▸ TASK PROMPT: Report back every line below that carries the word "para".

▸ SOURCE MATERIAL:

******************************

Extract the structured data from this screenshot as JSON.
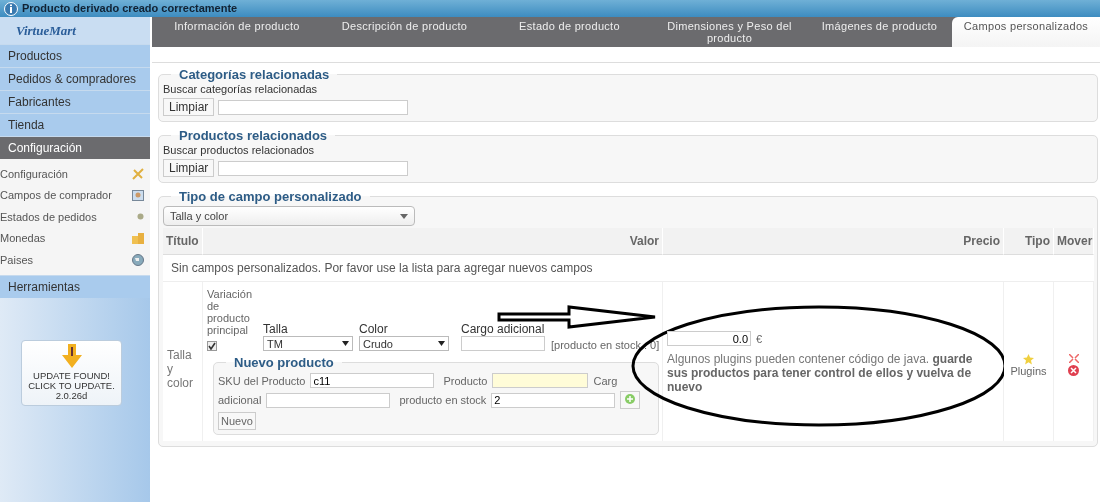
{
  "notice": {
    "text": "Producto derivado creado correctamente"
  },
  "sidebar": {
    "logo": "VirtueMart",
    "menu": [
      {
        "label": "Productos",
        "selected": false
      },
      {
        "label": "Pedidos & compradores",
        "selected": false
      },
      {
        "label": "Fabricantes",
        "selected": false
      },
      {
        "label": "Tienda",
        "selected": false
      },
      {
        "label": "Configuración",
        "selected": true
      }
    ],
    "submenu": [
      {
        "label": "Configuración",
        "kind": "tools"
      },
      {
        "label": "Campos de comprador",
        "kind": "card"
      },
      {
        "label": "Estados de pedidos",
        "kind": "dot"
      },
      {
        "label": "Monedas",
        "kind": "coins"
      },
      {
        "label": "Paises",
        "kind": "globe"
      }
    ],
    "tools": {
      "label": "Herramientas",
      "selected": false
    },
    "update": [
      "UPDATE FOUND!",
      "CLICK TO UPDATE.",
      "2.0.26d"
    ]
  },
  "tabs": [
    {
      "label": "Información de producto",
      "selected": false
    },
    {
      "label": "Descripción de producto",
      "selected": false
    },
    {
      "label": "Estado de producto",
      "selected": false
    },
    {
      "label": "Dimensiones y Peso del producto",
      "selected": false
    },
    {
      "label": "Imágenes de producto",
      "selected": false
    },
    {
      "label": "Campos personalizados",
      "selected": true
    }
  ],
  "related_categories": {
    "legend": "Categorías relacionadas",
    "label": "Buscar categorías relacionadas",
    "button": "Limpiar"
  },
  "related_products": {
    "legend": "Productos relacionados",
    "label": "Buscar productos relacionados",
    "button": "Limpiar"
  },
  "custom_field": {
    "legend": "Tipo de campo personalizado",
    "select": "Talla y color",
    "columns": [
      "Título",
      "Valor",
      "Precio",
      "Tipo",
      "Mover"
    ],
    "empty_message": "Sin campos personalizados. Por favor use la lista para agregar nuevos campos",
    "row": {
      "title": "Talla y color",
      "variant_label": "Variación de producto principal",
      "checked": true,
      "fields": [
        {
          "label": "Talla",
          "value": "TM"
        },
        {
          "label": "Color",
          "value": "Crudo"
        }
      ],
      "extra_label": "Cargo adicional",
      "stock": "[producto en stock : 0]",
      "new_product": {
        "legend": "Nuevo producto",
        "sku_label": "SKU del Producto",
        "sku_value": "c11",
        "product_label": "Producto",
        "cargo_cut": "Carg",
        "extra_label": "adicional",
        "stock_label": "producto en stock",
        "stock_value": "2",
        "button": "Nuevo"
      },
      "price": "0.0",
      "currency": "€",
      "note": "Algunos plugins pueden contener código de java. **guarde sus productos para tener control de ellos y vuelva de nuevo**",
      "type": "Plugins"
    }
  }
}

******************************

▸ WRITTEN ANSWER:
    "empty_message": "Sin campos personalizados. Por favor use la lista para agregar nuevos campos",
      "note": "Algunos plugins pueden contener código de java. **guarde sus productos para tener control de ellos y vuelva de nuevo**",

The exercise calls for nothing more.